# SHORT PROBLEM:
Select, from the data, each line where "shaded" occurs.

Figure record listings
┌──

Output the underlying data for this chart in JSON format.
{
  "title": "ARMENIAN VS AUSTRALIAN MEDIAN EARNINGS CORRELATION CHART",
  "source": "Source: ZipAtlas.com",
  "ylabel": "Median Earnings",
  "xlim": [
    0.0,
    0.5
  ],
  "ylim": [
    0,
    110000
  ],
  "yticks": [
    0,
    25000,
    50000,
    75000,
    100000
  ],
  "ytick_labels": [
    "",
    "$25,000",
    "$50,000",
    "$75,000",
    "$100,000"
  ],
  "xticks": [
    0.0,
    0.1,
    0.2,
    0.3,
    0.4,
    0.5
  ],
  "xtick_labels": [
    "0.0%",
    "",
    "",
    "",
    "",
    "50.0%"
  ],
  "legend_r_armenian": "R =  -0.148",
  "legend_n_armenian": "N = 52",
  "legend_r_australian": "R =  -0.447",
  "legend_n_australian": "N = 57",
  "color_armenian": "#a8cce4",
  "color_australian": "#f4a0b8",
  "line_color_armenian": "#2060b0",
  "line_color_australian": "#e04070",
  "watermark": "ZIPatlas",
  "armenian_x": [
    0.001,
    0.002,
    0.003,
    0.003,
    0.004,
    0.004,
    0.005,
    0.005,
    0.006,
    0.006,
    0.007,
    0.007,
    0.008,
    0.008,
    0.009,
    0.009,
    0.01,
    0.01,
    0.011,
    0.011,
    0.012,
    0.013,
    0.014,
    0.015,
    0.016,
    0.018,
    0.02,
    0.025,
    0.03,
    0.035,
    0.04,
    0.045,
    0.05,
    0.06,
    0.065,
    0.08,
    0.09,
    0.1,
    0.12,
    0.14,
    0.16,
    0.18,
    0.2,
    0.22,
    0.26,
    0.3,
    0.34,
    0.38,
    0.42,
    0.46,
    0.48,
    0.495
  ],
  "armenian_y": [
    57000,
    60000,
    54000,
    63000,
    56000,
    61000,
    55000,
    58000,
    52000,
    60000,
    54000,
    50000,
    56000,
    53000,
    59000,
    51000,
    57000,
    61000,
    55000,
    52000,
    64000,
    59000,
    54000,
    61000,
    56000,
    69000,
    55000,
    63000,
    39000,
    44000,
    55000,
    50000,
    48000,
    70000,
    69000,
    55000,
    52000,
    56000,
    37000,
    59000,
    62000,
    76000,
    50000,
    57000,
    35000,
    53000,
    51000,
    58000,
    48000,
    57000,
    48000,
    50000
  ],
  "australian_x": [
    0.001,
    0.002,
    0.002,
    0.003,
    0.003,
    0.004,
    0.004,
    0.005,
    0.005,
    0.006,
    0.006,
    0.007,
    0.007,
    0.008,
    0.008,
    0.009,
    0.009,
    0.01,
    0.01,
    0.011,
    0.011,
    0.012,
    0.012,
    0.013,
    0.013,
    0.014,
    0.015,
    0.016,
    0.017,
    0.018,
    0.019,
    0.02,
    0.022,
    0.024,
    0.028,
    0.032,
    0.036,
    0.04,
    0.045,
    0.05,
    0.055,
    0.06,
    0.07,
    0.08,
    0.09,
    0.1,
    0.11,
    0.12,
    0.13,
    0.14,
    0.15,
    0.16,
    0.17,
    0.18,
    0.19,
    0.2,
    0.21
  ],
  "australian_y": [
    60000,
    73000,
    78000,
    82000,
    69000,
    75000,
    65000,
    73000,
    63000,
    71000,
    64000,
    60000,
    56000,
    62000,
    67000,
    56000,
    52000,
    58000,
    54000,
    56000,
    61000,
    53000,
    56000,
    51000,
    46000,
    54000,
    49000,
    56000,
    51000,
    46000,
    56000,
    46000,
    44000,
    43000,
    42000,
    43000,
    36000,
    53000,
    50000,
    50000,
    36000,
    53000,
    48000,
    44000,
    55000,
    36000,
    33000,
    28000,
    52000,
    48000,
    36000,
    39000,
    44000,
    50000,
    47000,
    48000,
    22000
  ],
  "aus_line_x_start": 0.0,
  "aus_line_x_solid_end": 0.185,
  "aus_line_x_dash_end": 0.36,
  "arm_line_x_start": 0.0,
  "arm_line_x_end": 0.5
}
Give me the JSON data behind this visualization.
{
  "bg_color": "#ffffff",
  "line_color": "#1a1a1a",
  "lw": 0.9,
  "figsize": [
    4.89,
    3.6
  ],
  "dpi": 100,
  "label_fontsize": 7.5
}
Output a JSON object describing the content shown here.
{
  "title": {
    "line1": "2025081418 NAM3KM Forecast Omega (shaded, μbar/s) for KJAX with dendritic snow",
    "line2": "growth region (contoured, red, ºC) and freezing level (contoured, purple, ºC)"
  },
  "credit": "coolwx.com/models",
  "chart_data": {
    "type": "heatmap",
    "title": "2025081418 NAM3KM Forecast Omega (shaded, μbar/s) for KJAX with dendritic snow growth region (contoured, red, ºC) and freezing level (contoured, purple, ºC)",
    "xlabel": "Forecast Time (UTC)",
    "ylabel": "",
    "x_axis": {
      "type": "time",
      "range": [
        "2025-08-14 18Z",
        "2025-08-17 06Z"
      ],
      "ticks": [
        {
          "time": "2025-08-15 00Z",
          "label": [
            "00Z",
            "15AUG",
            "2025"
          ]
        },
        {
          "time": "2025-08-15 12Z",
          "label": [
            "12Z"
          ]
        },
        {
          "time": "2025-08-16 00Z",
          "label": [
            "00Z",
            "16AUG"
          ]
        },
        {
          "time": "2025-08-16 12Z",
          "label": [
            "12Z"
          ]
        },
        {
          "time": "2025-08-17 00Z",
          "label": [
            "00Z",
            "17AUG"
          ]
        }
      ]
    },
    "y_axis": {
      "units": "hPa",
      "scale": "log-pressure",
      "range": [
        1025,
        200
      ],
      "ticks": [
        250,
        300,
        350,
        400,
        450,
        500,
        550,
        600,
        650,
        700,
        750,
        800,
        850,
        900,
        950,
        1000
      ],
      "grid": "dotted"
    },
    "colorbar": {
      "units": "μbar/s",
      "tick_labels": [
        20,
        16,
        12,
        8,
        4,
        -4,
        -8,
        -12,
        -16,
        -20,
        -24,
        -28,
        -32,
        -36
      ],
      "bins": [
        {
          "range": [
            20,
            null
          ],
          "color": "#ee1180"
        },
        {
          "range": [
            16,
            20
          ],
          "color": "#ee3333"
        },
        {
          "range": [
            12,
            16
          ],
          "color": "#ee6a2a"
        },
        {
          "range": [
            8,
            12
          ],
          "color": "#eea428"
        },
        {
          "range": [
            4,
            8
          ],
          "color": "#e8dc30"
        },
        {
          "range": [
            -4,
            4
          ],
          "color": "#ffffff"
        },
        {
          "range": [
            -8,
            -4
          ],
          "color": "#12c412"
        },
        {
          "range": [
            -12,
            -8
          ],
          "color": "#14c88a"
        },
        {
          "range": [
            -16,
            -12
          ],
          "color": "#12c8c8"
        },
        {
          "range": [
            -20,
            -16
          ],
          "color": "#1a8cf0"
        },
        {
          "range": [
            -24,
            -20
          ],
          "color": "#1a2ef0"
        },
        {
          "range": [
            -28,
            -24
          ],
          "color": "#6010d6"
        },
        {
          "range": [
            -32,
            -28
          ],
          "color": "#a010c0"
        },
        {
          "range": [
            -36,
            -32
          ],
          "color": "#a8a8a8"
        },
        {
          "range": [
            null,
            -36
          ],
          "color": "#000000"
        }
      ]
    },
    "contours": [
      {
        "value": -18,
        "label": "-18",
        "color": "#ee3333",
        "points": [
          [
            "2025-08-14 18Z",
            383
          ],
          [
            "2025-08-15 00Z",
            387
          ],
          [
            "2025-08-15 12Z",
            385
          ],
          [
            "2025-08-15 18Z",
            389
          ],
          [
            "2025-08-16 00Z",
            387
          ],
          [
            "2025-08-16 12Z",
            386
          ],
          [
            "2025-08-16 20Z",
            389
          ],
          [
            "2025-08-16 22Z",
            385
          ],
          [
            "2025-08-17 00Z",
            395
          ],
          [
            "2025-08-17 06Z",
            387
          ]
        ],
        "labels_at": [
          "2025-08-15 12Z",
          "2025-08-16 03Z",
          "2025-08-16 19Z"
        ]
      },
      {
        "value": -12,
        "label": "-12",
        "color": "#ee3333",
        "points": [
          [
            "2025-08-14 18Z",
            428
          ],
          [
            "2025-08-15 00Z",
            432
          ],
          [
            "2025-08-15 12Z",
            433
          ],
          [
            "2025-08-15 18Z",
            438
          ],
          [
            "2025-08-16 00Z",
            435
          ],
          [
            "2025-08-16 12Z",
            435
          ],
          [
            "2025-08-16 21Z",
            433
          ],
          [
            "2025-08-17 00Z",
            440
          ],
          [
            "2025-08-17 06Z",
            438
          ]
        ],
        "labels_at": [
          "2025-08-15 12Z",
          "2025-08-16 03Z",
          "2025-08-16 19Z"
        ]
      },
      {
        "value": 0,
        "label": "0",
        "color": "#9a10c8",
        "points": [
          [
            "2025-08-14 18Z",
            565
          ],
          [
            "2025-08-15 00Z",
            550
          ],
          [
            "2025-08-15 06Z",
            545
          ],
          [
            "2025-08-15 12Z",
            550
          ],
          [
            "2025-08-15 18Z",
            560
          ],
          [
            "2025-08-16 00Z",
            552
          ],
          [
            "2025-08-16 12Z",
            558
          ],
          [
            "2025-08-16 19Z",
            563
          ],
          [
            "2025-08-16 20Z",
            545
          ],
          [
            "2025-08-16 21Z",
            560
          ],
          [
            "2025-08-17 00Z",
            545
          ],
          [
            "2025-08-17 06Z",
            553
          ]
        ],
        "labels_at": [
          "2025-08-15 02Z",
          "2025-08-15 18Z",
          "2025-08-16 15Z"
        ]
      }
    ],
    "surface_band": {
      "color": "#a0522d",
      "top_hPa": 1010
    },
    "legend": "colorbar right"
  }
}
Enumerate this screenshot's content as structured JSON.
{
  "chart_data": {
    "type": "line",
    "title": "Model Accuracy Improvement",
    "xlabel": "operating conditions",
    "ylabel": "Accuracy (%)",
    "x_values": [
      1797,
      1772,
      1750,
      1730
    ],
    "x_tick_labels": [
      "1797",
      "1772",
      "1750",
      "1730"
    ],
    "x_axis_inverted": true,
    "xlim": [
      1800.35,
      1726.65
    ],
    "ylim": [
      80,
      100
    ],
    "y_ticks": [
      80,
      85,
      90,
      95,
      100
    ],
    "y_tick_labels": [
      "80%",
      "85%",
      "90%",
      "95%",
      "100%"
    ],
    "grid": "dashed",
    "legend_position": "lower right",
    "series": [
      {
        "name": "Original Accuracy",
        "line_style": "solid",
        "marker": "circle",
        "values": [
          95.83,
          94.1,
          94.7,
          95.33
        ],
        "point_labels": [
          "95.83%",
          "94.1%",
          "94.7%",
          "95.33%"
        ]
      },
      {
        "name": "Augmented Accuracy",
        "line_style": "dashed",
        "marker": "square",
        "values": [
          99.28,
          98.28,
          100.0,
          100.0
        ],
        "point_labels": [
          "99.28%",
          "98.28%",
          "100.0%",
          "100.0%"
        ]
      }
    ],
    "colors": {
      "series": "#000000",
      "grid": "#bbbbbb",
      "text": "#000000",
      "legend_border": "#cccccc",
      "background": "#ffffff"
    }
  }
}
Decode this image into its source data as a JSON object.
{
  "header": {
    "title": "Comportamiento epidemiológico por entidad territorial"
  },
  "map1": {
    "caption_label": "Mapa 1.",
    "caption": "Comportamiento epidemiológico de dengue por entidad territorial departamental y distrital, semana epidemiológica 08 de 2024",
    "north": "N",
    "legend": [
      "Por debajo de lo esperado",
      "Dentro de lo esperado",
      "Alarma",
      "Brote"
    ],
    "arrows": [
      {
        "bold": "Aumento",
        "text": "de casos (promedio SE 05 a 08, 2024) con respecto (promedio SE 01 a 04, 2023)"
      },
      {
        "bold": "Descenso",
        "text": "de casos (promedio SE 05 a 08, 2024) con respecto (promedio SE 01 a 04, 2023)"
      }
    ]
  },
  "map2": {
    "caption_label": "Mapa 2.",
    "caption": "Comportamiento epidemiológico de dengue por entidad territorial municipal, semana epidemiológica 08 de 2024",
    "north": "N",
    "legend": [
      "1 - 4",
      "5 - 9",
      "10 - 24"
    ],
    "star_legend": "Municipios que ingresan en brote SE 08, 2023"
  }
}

└──

# EXERCISE ANSWER:
    "line1": "2025081418 NAM3KM Forecast Omega (shaded, μbar/s) for KJAX with dendritic snow",
    "title": "2025081418 NAM3KM Forecast Omega (shaded, μbar/s) for KJAX with dendritic snow growth region (contoured, red, ºC) and freezing level (contoured, purple, ºC)",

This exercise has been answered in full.